What to work on:
a. Answer these from the article on vaccine data disclosure below:
(i) Which organization publishes the BMJ?
(ii) According to the article, when will Pfizer begin considering requests for its trial data?
(iii) At what monthly rate must the FDA release Pfizer's vaccine data?
b. Set down, word for word, the stretch of the article on vaccine data disclosure from "The British Medical Journal" through "published on Wednesday.".

Source document START

Medical journal demands disclosure of Pfizer vaccines treatment data

The British Medical Journal (BMJ) has demanded the full and
immediate release of all data related to COVID-19 vaccines and
treatments, saying it is in the public’s interest to do so
(https://bit.ly/32oro57).
BMJ, a weekly peer-reviewed medical trade journal published
by the trade union the British Medical Association, called for the
release of the data in an editorial published on Wednesday.
“Today, despite the global rollout of COVID-19 vaccines and
treatments, the anonymized participant-level data underlying the
trials for these new products remain inaccessible to doctors,
researchers, and the public—and are likely to remain that way for
years to come,” BMJ said. “This is morally indefensible for all
trials, but especially for those involving major public health
interventions.”
BMJ also accused pharmaceutical companies of “reaping vast profits
without adequate independent scrutiny of their scientific claims,”
pointing to Pfizer, whose COVID vaccine trial was “funded by the
company and designed, run, analyzed, and authored by Pfizer
employees.”
New York-headquartered Pfizer still holds that trial data and has
indicated that it won’t begin considering requests for such data
until May 2025—24 months after the primary study completion
date of May 15, 2023, which is listed on ClinicalTrials.gov.
Meanwhile, The Food and Drug Administration (FDA) had asked
a judge to give it 75 years to produce all the data concerning the
Pfizer and BioNTech vaccine.
However, a judge earlier this month ordered that the FDA make
public 12,000 pages of the data it used to make decisions regarding
approvals for the Pfizer/BioNTech COVID-19 vaccine by the end
of the month. The FDA must also release Pfizer’s vaccine data
at a rate of 55,000 pages a month until all of the requested pages
are public.
BMJ also noted that AstraZeneca has indicated that it may be ready
to entertain requests for data from a number of its phase III trials.
However, the Cambridge-headquartered company says that the
timeline for such data can “vary per request and can take up to
a year upon full submission of the request for analysis, decision,
anonymization, and sharing of the requested data or documents.”
The Epoch Times has contacted spokespersons for Pfizer an
AstraZeneca for comment.
“We are left with publications but no access to the underlying data
on reasonable request,” BMJ said. “This is worrying for trial
participants, researchers, clinicians, journal editors,
policymakers, and the public. The journals that have published
these primary studies may argue that they faced an awkward
dilemma, caught between making the summary findings available
quickly and upholding the best ethical values that support timely
access to underlying data. In our view, there is no dilemma; the
anonymized individual participant data from clinical trials must
be made available for independent scrutiny.”

Source document END
Supplied records START

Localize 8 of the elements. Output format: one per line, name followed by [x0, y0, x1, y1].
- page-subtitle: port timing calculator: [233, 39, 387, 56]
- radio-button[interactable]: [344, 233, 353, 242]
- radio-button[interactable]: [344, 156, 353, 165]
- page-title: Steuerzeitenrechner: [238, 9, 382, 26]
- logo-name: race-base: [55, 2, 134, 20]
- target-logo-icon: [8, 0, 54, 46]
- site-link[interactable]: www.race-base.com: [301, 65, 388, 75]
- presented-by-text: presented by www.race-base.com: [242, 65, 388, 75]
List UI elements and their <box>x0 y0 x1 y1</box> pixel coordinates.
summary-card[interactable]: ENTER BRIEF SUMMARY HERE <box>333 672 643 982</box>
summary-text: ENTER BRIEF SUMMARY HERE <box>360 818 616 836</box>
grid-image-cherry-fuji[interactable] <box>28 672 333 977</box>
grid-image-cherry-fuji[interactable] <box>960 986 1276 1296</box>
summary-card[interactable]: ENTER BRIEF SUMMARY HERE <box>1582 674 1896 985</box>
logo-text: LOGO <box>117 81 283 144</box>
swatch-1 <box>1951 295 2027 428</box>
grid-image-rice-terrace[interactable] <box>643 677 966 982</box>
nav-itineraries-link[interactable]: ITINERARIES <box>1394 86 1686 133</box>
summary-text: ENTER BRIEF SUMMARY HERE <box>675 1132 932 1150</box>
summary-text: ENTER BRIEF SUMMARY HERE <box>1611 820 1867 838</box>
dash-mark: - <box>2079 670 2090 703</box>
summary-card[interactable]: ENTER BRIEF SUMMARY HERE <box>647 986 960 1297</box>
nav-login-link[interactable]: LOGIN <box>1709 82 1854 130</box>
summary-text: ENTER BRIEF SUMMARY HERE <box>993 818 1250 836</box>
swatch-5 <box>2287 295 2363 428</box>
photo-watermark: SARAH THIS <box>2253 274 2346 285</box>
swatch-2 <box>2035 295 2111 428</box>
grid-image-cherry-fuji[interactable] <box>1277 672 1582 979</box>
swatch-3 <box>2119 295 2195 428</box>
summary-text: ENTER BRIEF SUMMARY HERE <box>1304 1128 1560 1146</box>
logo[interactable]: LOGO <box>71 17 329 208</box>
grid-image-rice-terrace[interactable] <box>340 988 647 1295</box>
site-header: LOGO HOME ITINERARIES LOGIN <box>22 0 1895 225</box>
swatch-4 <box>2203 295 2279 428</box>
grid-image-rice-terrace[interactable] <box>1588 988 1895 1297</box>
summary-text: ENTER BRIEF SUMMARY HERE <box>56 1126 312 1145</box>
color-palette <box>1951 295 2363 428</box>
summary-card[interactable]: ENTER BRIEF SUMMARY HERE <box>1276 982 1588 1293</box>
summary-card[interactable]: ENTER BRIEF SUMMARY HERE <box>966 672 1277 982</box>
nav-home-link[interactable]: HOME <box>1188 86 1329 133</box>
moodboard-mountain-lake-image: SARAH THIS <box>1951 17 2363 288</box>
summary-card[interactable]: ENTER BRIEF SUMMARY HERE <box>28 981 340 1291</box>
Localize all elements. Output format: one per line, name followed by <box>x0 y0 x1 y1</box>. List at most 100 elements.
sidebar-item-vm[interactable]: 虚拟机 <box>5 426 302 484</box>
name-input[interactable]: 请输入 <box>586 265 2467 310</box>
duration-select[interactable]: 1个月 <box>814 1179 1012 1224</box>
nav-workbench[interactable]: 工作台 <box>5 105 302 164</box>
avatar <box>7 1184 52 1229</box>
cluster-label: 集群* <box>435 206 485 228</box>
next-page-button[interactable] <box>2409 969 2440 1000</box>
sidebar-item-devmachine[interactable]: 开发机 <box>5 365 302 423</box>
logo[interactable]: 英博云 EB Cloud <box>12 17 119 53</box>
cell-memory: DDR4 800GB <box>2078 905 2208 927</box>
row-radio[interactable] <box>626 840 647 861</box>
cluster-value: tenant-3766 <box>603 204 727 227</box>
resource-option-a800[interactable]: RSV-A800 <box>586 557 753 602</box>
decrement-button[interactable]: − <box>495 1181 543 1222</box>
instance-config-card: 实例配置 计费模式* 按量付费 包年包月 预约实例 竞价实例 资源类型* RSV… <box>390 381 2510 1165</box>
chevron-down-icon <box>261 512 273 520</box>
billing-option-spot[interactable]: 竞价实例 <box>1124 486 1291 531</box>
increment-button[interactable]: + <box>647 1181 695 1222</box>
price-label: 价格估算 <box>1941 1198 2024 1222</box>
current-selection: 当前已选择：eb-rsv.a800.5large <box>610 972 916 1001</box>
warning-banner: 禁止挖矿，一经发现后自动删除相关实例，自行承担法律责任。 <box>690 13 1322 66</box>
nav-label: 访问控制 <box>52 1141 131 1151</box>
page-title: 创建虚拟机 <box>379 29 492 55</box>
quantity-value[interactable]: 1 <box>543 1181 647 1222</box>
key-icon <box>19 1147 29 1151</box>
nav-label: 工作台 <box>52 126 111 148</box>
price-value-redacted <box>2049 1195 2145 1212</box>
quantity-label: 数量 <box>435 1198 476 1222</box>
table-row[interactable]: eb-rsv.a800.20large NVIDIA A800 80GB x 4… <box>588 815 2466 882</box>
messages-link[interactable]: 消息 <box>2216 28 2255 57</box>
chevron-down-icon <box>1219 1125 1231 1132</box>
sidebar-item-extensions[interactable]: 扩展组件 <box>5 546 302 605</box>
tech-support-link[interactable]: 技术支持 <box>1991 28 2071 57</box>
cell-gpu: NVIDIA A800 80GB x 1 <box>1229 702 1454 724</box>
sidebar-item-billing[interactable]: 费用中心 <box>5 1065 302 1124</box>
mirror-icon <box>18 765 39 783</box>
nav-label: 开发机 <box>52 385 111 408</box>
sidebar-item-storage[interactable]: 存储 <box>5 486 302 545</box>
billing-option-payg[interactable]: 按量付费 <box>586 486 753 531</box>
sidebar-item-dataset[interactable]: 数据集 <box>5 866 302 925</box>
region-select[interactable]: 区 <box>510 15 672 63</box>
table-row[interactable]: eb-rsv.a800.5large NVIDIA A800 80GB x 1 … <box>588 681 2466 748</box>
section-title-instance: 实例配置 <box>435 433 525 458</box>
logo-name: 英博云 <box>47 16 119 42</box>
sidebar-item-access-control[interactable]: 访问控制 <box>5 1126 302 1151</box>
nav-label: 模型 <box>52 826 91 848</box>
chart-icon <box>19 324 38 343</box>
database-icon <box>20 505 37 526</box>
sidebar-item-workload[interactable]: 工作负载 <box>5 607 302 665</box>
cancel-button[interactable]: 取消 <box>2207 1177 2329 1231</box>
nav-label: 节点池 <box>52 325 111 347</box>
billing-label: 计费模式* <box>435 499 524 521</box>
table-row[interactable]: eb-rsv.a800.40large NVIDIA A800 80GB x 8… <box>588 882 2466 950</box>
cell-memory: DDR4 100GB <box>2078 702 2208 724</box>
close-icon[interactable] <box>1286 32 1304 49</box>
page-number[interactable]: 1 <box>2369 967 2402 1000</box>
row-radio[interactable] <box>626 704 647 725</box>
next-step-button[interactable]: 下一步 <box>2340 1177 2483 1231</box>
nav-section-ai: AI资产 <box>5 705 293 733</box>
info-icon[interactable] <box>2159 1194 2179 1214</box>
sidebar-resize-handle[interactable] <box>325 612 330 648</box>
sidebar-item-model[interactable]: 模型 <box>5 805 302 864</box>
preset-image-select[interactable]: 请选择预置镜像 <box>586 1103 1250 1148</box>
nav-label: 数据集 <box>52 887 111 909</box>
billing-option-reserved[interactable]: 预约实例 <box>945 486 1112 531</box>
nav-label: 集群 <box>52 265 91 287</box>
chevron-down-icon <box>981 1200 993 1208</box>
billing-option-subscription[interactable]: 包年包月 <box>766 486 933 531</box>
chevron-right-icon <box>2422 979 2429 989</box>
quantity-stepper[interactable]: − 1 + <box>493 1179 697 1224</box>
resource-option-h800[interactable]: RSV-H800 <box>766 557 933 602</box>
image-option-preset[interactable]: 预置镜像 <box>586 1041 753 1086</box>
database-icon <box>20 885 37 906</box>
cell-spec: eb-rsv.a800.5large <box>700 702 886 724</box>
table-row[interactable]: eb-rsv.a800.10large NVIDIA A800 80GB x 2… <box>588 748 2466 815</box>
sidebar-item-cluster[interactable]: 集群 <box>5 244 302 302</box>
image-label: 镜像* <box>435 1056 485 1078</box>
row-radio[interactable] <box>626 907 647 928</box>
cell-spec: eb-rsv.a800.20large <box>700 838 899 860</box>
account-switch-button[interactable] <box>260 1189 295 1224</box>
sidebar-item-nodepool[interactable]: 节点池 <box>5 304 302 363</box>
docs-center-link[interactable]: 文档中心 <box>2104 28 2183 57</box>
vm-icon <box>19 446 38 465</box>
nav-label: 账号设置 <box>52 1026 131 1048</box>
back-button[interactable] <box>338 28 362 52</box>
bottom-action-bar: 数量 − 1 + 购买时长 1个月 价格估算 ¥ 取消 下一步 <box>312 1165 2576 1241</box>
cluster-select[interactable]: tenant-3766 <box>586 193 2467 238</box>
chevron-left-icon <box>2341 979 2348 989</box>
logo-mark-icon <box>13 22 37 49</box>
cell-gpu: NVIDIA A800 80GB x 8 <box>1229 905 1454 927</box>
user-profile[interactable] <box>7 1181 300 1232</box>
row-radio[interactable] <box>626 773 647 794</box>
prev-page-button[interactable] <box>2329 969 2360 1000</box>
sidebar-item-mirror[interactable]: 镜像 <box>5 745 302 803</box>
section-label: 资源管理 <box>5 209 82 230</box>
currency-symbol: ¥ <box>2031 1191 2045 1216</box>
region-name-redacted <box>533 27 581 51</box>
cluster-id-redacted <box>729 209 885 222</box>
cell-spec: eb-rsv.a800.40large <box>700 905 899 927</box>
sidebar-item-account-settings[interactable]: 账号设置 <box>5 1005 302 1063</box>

Supplied records END

Task-by-task solutions:
a.
(i) The trade union the British Medical Association.
(ii) May 2025.
(iii) 55,000 pages a month.

b.
The British Medical Journal (BMJ) has demanded the full and
immediate release of all data related to COVID-19 vaccines and
treatments, saying it is in the public’s interest to do so
(https://bit.ly/32oro57).
BMJ, a weekly peer-reviewed medical trade journal published
by the trade union the British Medical Association, called for the
release of the data in an editorial published on Wednesday.